◆ INSTRUCCIONES DE LA TAREA:
Copia línea por línea todos los datos que siguen, sin cambiar ni omitir nada.

◆ DATOS DE LA TAREA:

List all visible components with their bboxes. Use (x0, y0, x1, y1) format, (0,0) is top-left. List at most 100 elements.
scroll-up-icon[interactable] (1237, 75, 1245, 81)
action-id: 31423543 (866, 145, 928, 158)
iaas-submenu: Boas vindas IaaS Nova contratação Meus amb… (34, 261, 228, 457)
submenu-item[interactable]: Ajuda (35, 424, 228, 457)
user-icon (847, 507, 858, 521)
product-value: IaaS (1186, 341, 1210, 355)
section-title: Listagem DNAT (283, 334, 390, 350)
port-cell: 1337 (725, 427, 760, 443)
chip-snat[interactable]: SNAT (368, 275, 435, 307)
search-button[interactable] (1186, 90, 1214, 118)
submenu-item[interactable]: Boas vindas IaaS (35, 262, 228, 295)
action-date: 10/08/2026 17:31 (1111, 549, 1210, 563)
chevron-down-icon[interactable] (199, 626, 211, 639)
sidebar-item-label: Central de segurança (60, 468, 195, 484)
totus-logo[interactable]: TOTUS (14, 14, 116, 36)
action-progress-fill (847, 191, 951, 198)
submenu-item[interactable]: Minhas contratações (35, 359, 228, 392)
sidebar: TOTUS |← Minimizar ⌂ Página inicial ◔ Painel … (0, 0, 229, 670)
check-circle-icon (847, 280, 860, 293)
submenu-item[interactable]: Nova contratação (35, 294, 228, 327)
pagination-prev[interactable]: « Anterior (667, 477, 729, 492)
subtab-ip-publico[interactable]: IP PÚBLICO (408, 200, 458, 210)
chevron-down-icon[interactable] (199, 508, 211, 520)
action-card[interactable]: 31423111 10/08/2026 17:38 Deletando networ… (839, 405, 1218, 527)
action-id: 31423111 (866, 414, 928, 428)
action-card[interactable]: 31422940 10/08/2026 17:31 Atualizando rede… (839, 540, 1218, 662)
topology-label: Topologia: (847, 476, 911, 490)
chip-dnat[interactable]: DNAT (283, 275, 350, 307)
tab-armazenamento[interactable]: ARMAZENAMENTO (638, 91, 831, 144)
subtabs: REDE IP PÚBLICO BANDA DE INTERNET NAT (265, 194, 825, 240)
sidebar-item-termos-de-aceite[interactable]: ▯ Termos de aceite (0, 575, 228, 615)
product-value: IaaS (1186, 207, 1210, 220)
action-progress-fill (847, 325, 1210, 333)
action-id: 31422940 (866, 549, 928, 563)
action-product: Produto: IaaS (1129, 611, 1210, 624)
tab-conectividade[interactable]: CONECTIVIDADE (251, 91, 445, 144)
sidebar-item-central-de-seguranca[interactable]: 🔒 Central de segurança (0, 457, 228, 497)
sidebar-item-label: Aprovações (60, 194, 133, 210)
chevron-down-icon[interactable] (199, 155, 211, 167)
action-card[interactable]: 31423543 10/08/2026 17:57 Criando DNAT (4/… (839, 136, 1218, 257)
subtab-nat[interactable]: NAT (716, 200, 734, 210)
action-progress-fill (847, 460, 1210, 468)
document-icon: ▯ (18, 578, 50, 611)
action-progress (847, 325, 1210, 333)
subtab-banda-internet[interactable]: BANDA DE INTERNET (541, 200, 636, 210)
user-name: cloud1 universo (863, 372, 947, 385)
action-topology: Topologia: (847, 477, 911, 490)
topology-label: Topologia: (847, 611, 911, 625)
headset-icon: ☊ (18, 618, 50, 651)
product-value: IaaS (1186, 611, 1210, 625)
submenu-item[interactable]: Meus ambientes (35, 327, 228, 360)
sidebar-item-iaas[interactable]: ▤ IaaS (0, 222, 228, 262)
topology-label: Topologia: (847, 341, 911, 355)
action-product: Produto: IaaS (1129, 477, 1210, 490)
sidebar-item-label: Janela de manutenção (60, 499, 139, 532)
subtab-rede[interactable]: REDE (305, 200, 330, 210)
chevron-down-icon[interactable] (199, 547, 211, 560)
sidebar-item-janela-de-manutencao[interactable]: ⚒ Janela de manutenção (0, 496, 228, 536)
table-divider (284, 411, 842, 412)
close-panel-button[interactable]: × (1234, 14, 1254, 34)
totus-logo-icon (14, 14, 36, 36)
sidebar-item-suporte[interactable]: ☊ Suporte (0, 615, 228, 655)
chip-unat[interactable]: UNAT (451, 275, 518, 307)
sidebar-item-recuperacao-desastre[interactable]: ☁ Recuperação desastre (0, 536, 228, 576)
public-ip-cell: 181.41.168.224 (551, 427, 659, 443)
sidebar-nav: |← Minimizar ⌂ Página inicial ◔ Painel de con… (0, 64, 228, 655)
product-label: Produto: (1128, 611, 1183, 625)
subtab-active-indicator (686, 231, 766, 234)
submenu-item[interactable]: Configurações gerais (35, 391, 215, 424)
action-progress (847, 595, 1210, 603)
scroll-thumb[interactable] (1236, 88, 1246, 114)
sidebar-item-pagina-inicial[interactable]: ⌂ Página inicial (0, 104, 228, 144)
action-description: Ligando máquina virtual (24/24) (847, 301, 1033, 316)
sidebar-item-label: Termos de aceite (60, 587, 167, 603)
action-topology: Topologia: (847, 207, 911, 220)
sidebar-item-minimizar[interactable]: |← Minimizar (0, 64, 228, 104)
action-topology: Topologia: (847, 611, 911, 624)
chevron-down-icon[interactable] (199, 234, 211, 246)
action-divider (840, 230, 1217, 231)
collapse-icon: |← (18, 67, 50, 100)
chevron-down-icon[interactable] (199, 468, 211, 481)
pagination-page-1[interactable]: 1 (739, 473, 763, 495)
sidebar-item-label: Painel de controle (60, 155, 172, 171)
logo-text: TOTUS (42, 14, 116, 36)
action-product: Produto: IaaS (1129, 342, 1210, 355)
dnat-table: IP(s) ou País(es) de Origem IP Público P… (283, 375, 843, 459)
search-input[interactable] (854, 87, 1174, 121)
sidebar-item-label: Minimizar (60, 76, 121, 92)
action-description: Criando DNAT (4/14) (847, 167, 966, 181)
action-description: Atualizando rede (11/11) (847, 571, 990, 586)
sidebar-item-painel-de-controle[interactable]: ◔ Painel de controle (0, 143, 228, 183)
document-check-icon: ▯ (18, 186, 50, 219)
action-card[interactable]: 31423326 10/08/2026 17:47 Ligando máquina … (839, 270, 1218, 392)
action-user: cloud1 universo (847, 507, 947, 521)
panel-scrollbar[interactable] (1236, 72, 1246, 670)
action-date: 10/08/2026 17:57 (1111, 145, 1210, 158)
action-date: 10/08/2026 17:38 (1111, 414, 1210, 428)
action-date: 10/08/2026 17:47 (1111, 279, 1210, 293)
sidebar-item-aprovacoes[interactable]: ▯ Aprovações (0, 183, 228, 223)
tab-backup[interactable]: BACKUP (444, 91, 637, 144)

◆ RESULTADO DE LA TAREA:
List all visible components with their bboxes. Use (x0, y0, x1, y1) format, (0,0) is top-left. List at most 100 elements.
scroll-up-icon[interactable] (1237, 75, 1245, 81)
action-id: 31423543 (866, 145, 928, 158)
iaas-submenu: Boas vindas IaaS Nova contratação Meus amb… (34, 261, 228, 457)
submenu-item[interactable]: Ajuda (35, 424, 228, 457)
user-icon (847, 507, 858, 521)
product-value: IaaS (1186, 341, 1210, 355)
section-title: Listagem DNAT (283, 334, 390, 350)
port-cell: 1337 (725, 427, 760, 443)
chip-snat[interactable]: SNAT (368, 275, 435, 307)
search-button[interactable] (1186, 90, 1214, 118)
submenu-item[interactable]: Boas vindas IaaS (35, 262, 228, 295)
action-date: 10/08/2026 17:31 (1111, 549, 1210, 563)
chevron-down-icon[interactable] (199, 626, 211, 639)
sidebar-item-label: Central de segurança (60, 468, 195, 484)
totus-logo[interactable]: TOTUS (14, 14, 116, 36)
action-progress-fill (847, 191, 951, 198)
submenu-item[interactable]: Minhas contratações (35, 359, 228, 392)
sidebar: TOTUS |← Minimizar ⌂ Página inicial ◔ Painel … (0, 0, 229, 670)
check-circle-icon (847, 280, 860, 293)
submenu-item[interactable]: Nova contratação (35, 294, 228, 327)
pagination-prev[interactable]: « Anterior (667, 477, 729, 492)
subtab-ip-publico[interactable]: IP PÚBLICO (408, 200, 458, 210)
chevron-down-icon[interactable] (199, 508, 211, 520)
action-card[interactable]: 31423111 10/08/2026 17:38 Deletando networ… (839, 405, 1218, 527)
action-id: 31423111 (866, 414, 928, 428)
action-card[interactable]: 31422940 10/08/2026 17:31 Atualizando rede… (839, 540, 1218, 662)
topology-label: Topologia: (847, 476, 911, 490)
chip-dnat[interactable]: DNAT (283, 275, 350, 307)
tab-armazenamento[interactable]: ARMAZENAMENTO (638, 91, 831, 144)
subtabs: REDE IP PÚBLICO BANDA DE INTERNET NAT (265, 194, 825, 240)
sidebar-item-termos-de-aceite[interactable]: ▯ Termos de aceite (0, 575, 228, 615)
product-value: IaaS (1186, 207, 1210, 220)
action-progress-fill (847, 325, 1210, 333)
action-id: 31422940 (866, 549, 928, 563)
action-product: Produto: IaaS (1129, 611, 1210, 624)
tab-conectividade[interactable]: CONECTIVIDADE (251, 91, 445, 144)
sidebar-item-central-de-seguranca[interactable]: 🔒 Central de segurança (0, 457, 228, 497)
sidebar-item-label: Aprovações (60, 194, 133, 210)
chevron-down-icon[interactable] (199, 155, 211, 167)
action-card[interactable]: 31423543 10/08/2026 17:57 Criando DNAT (4/… (839, 136, 1218, 257)
subtab-nat[interactable]: NAT (716, 200, 734, 210)
action-progress-fill (847, 460, 1210, 468)
document-icon: ▯ (18, 578, 50, 611)
action-progress (847, 325, 1210, 333)
subtab-banda-internet[interactable]: BANDA DE INTERNET (541, 200, 636, 210)
user-name: cloud1 universo (863, 372, 947, 385)
action-topology: Topologia: (847, 477, 911, 490)
topology-label: Topologia: (847, 611, 911, 625)
headset-icon: ☊ (18, 618, 50, 651)
product-value: IaaS (1186, 611, 1210, 625)
submenu-item[interactable]: Meus ambientes (35, 327, 228, 360)
sidebar-item-iaas[interactable]: ▤ IaaS (0, 222, 228, 262)
topology-label: Topologia: (847, 341, 911, 355)
action-product: Produto: IaaS (1129, 477, 1210, 490)
sidebar-item-label: Janela de manutenção (60, 499, 139, 532)
subtab-rede[interactable]: REDE (305, 200, 330, 210)
chevron-down-icon[interactable] (199, 547, 211, 560)
sidebar-item-janela-de-manutencao[interactable]: ⚒ Janela de manutenção (0, 496, 228, 536)
table-divider (284, 411, 842, 412)
close-panel-button[interactable]: × (1234, 14, 1254, 34)
totus-logo-icon (14, 14, 36, 36)
sidebar-item-suporte[interactable]: ☊ Suporte (0, 615, 228, 655)
chip-unat[interactable]: UNAT (451, 275, 518, 307)
sidebar-item-recuperacao-desastre[interactable]: ☁ Recuperação desastre (0, 536, 228, 576)
public-ip-cell: 181.41.168.224 (551, 427, 659, 443)
sidebar-nav: |← Minimizar ⌂ Página inicial ◔ Painel de con… (0, 64, 228, 655)
product-label: Produto: (1128, 611, 1183, 625)
subtab-active-indicator (686, 231, 766, 234)
submenu-item[interactable]: Configurações gerais (35, 391, 215, 424)
action-progress (847, 595, 1210, 603)
scroll-thumb[interactable] (1236, 88, 1246, 114)
sidebar-item-pagina-inicial[interactable]: ⌂ Página inicial (0, 104, 228, 144)
action-description: Ligando máquina virtual (24/24) (847, 301, 1033, 316)
sidebar-item-label: Termos de aceite (60, 587, 167, 603)
action-topology: Topologia: (847, 207, 911, 220)
sidebar-item-minimizar[interactable]: |← Minimizar (0, 64, 228, 104)
action-topology: Topologia: (847, 611, 911, 624)
chevron-down-icon[interactable] (199, 234, 211, 246)
action-divider (840, 230, 1217, 231)
collapse-icon: |← (18, 67, 50, 100)
chevron-down-icon[interactable] (199, 468, 211, 481)
pagination-page-1[interactable]: 1 (739, 473, 763, 495)
sidebar-item-label: Painel de controle (60, 155, 172, 171)
logo-text: TOTUS (42, 14, 116, 36)
action-product: Produto: IaaS (1129, 342, 1210, 355)
dnat-table: IP(s) ou País(es) de Origem IP Público P… (283, 375, 843, 459)
search-input[interactable] (854, 87, 1174, 121)
sidebar-item-label: Minimizar (60, 76, 121, 92)
action-description: Criando DNAT (4/14) (847, 167, 966, 181)
action-description: Atualizando rede (11/11) (847, 571, 990, 586)
sidebar-item-painel-de-controle[interactable]: ◔ Painel de controle (0, 143, 228, 183)
document-check-icon: ▯ (18, 186, 50, 219)
action-card[interactable]: 31423326 10/08/2026 17:47 Ligando máquina … (839, 270, 1218, 392)
action-user: cloud1 universo (847, 507, 947, 521)
panel-scrollbar[interactable] (1236, 72, 1246, 670)
action-date: 10/08/2026 17:57 (1111, 145, 1210, 158)
action-date: 10/08/2026 17:38 (1111, 414, 1210, 428)
action-date: 10/08/2026 17:47 (1111, 279, 1210, 293)
sidebar-item-aprovacoes[interactable]: ▯ Aprovações (0, 183, 228, 223)
tab-backup[interactable]: BACKUP (444, 91, 637, 144)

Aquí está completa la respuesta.